▶ [Dataset entries]:
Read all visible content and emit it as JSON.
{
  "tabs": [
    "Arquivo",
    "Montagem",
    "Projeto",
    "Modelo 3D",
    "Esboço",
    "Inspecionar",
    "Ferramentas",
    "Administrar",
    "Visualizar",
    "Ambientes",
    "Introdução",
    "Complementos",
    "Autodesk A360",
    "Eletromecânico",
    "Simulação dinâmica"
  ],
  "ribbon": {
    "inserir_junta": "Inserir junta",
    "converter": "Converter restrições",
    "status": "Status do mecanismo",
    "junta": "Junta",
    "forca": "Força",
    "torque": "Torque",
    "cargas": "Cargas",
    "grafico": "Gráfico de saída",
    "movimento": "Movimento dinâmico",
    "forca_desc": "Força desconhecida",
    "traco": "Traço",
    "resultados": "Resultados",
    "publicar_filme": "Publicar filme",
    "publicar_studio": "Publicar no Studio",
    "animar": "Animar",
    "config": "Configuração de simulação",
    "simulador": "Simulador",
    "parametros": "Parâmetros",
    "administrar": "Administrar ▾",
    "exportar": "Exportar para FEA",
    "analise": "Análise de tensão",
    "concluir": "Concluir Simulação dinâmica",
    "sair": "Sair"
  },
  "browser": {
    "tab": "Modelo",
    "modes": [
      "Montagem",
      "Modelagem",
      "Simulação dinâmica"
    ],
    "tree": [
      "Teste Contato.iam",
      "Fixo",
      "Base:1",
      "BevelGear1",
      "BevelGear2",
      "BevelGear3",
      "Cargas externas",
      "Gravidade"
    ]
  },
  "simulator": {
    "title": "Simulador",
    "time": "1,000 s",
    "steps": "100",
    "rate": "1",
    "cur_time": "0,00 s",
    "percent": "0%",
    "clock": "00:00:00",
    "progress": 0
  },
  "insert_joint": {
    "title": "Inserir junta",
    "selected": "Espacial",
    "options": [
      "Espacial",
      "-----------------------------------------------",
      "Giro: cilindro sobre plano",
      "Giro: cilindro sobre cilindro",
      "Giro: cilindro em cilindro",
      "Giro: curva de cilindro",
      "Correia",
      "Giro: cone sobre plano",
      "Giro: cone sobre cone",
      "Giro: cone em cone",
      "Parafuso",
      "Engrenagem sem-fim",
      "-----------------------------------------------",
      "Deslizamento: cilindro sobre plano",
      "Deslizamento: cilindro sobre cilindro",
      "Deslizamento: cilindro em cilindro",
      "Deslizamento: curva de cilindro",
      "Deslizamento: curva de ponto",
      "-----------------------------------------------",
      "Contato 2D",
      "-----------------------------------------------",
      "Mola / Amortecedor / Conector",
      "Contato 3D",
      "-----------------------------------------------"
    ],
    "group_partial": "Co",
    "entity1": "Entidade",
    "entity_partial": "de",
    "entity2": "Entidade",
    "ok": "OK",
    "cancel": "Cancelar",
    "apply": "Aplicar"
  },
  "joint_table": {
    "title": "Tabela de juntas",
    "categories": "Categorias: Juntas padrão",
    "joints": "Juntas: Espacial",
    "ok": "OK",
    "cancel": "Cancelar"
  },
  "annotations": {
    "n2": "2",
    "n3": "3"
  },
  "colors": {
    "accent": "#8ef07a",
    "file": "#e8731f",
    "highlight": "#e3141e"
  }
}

▶ [Written task]: Look through the material and copy each line that has "cilindro".

▶ [Response to the task]:
      "Giro: cilindro sobre plano",
      "Giro: cilindro sobre cilindro",
      "Giro: cilindro em cilindro",
      "Giro: curva de cilindro",
      "Deslizamento: cilindro sobre plano",
      "Deslizamento: cilindro sobre cilindro",
      "Deslizamento: cilindro em cilindro",
      "Deslizamento: curva de cilindro",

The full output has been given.